[start Data to use]

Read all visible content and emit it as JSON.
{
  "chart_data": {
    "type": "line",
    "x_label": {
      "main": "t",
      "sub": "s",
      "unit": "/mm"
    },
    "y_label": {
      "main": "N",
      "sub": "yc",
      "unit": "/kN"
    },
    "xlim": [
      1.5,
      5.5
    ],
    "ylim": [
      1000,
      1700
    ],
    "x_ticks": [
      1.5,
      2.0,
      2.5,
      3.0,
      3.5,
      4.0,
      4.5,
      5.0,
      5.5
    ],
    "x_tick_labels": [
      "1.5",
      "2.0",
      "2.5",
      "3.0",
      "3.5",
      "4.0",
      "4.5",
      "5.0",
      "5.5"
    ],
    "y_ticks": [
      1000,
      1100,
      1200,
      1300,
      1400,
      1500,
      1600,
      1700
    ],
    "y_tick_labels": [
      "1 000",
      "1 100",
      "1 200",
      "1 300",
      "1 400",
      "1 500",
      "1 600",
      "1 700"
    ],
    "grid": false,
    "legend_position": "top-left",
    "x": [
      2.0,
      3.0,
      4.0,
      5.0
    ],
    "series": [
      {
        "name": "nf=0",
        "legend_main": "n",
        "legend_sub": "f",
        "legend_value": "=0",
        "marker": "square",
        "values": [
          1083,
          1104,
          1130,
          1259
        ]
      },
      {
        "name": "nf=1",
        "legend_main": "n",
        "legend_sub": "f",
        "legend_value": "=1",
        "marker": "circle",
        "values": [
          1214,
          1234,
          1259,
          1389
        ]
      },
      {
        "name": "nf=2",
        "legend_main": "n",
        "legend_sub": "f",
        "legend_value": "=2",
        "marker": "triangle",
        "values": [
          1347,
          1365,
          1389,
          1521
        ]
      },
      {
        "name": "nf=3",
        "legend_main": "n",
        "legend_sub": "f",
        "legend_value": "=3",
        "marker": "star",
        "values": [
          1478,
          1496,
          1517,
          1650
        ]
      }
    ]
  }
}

[end Data to use]
[start Data to use]

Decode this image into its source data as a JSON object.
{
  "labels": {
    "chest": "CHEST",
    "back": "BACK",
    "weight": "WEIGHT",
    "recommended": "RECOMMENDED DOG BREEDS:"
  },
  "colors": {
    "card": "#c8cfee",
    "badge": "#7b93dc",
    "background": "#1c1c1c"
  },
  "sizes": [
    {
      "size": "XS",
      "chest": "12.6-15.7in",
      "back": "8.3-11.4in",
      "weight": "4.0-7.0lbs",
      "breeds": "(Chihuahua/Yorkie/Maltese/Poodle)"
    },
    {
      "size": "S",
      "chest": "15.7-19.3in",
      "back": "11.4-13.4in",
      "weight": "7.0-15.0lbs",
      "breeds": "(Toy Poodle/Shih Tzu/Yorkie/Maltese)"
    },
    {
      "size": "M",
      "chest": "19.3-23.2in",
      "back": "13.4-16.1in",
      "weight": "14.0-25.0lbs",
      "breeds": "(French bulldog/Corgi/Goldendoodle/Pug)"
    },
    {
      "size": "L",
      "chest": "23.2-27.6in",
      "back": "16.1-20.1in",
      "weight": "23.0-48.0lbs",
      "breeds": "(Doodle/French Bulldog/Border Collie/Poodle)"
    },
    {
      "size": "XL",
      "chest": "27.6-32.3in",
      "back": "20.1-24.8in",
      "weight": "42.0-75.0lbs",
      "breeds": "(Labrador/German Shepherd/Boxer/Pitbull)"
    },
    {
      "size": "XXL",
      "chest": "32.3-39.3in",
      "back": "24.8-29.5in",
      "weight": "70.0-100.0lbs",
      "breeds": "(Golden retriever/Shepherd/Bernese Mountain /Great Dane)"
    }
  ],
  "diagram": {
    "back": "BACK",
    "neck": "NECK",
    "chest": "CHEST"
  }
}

[end Data to use]
[start Data to use]

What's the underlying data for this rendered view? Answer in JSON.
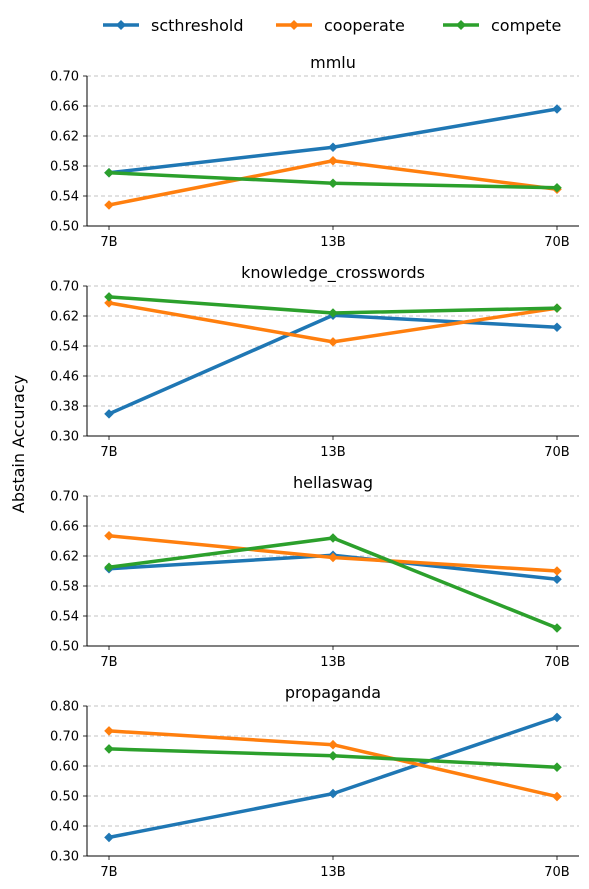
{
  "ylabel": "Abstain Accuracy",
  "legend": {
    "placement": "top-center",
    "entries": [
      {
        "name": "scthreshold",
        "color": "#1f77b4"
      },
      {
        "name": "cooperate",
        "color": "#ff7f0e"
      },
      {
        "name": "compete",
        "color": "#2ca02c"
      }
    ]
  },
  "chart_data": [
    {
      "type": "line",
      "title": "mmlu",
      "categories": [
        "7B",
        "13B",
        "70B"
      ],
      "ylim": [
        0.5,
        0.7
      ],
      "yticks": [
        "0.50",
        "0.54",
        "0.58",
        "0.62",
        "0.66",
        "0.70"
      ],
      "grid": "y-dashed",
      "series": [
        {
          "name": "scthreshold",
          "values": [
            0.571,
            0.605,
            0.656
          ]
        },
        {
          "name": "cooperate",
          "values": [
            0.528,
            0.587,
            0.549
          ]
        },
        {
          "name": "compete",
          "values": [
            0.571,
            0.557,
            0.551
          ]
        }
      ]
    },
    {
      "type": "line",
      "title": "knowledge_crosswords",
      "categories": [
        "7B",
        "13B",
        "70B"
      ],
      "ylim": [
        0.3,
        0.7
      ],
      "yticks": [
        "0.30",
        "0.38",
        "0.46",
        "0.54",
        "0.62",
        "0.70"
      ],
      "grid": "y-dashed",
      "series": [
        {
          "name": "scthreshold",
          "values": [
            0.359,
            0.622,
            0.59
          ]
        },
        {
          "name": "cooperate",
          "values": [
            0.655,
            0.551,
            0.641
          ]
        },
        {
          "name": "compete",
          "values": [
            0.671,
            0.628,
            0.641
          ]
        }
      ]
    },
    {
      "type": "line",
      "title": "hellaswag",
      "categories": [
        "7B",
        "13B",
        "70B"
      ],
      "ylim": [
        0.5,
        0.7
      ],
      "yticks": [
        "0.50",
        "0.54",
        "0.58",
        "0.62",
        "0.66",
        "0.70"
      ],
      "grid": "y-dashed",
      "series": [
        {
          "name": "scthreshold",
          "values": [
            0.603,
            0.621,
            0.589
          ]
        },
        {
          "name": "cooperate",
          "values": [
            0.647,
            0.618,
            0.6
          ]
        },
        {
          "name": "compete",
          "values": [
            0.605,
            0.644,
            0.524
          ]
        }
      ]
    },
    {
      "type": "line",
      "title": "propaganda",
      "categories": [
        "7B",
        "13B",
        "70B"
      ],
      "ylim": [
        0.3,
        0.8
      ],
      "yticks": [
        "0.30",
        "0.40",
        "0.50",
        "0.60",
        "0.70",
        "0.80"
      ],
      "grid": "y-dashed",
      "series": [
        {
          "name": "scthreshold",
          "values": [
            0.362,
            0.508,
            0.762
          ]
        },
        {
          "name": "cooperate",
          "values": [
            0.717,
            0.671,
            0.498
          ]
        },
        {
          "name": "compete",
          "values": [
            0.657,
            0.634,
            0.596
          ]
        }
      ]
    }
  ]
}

[end Data to use]

Exercise requirements:
Copy whichever lines in the listing above contain the word "this".

Correct answer:
Decode this image into its source data as a JSON object.
What's the underlying data for this rendered view? Answer in JSON.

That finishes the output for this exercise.